• _TASK REQUIREMENTS_
Print all of the lines exactly. Any picture among them stays out.

• • •

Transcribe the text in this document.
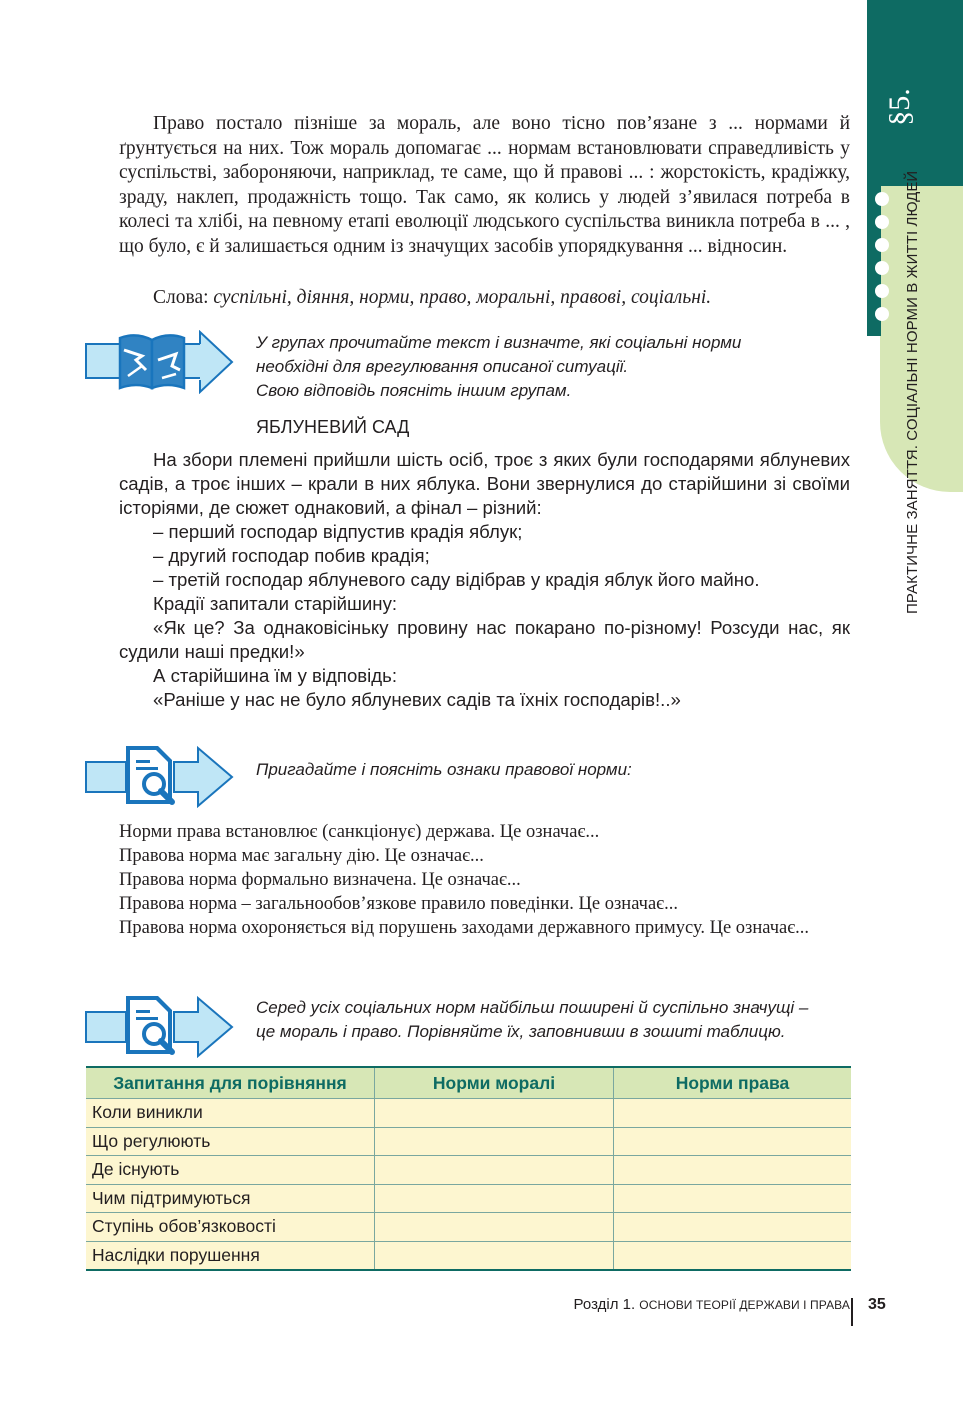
§5.
ПРАКТИЧНЕ ЗАНЯТТЯ. СОЦІАЛЬНІ НОРМИ В ЖИТТІ ЛЮДЕЙ

Право постало пізніше за мораль, але воно тісно пов’язане з ... нормами й ґрунтується на них. Тож мораль допомагає ... нормам встановлювати справедливість у суспільстві, забороняючи, наприклад, те саме, що й правові ... : жорстокість, крадіжку, зраду, наклеп, продажність тощо. Так само, як колись у людей з’явилася потреба в колесі та хлібі, на певному етапі еволюції людського суспільства виникла потреба в ... , що було, є й залишається одним із значущих засобів упорядкування ... відносин.

Слова: суспільні, діяння, норми, право, моральні, правові, соціальні.

У групах прочитайте текст і визначте, які соціальні норми
необхідні для врегулювання описаної ситуації.
Свою відповідь поясніть іншим групам.
ЯБЛУНЕВИЙ САД
На збори племені прийшли шість осіб, троє з яких були господарями яблуневих садів, а троє інших – крали в них яблука. Вони звернулися до старійшини зі своїми історіями, де сюжет однаковий, а фінал – різний:
– перший господар відпустив крадія яблук;
– другий господар побив крадія;
– третій господар яблуневого саду відібрав у крадія яблук його майно.
Крадії запитали старійшину:
«Як це? За однаковісіньку провину нас покарано по-різному! Розсуди нас, як судили наші предки!»
А старійшина їм у відповідь:
«Раніше у нас не було яблуневих садів та їхніх господарів!..»
Пригадайте і поясніть ознаки правової норми:
Норми права встановлює (санкціонує) держава. Це означає...
Правова норма має загальну дію. Це означає...
Правова норма формально визначена. Це означає...
Правова норма – загальнообов’язкове правило поведінки. Це означає...
Правова норма охороняється від порушень заходами державного примусу. Це означає...
Серед усіх соціальних норм найбільш поширені й суспільно значущі –
це мораль і право. Порівняйте їх, заповнивши в зошиті таблицю.
Запитання для порівняння	Норми моралі	Норми права
Коли виникли		
Що регулюють		
Де існують		
Чим підтримуються		
Ступінь обов’язковості		
Наслідки порушення		
Розділ 1. ОСНОВИ ТЕОРІЇ ДЕРЖАВИ І ПРАВА 35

• • •

• _CORRECT RESPONSE_
Transcribe the text in this document.
§5.
ПРАКТИЧНЕ ЗАНЯТТЯ. СОЦІАЛЬНІ НОРМИ В ЖИТТІ ЛЮДЕЙ

Право постало пізніше за мораль, але воно тісно пов’язане з ... нормами й ґрунтується на них. Тож мораль допомагає ... нормам встановлювати справедливість у суспільстві, забороняючи, наприклад, те саме, що й правові ... : жорстокість, крадіжку, зраду, наклеп, продажність тощо. Так само, як колись у людей з’явилася потреба в колесі та хлібі, на певному етапі еволюції людського суспільства виникла потреба в ... , що було, є й залишається одним із значущих засобів упорядкування ... відносин.

Слова: суспільні, діяння, норми, право, моральні, правові, соціальні.

У групах прочитайте текст і визначте, які соціальні норми
необхідні для врегулювання описаної ситуації.
Свою відповідь поясніть іншим групам.
ЯБЛУНЕВИЙ САД
На збори племені прийшли шість осіб, троє з яких були господарями яблуневих садів, а троє інших – крали в них яблука. Вони звернулися до старійшини зі своїми історіями, де сюжет однаковий, а фінал – різний:
– перший господар відпустив крадія яблук;
– другий господар побив крадія;
– третій господар яблуневого саду відібрав у крадія яблук його майно.
Крадії запитали старійшину:
«Як це? За однаковісіньку провину нас покарано по-різному! Розсуди нас, як судили наші предки!»
А старійшина їм у відповідь:
«Раніше у нас не було яблуневих садів та їхніх господарів!..»
Пригадайте і поясніть ознаки правової норми:
Норми права встановлює (санкціонує) держава. Це означає...
Правова норма має загальну дію. Це означає...
Правова норма формально визначена. Це означає...
Правова норма – загальнообов’язкове правило поведінки. Це означає...
Правова норма охороняється від порушень заходами державного примусу. Це означає...
Серед усіх соціальних норм найбільш поширені й суспільно значущі –
це мораль і право. Порівняйте їх, заповнивши в зошиті таблицю.
Запитання для порівняння	Норми моралі	Норми права
Коли виникли		
Що регулюють		
Де існують		
Чим підтримуються		
Ступінь обов’язковості		
Наслідки порушення		
Розділ 1. ОСНОВИ ТЕОРІЇ ДЕРЖАВИ І ПРАВА 35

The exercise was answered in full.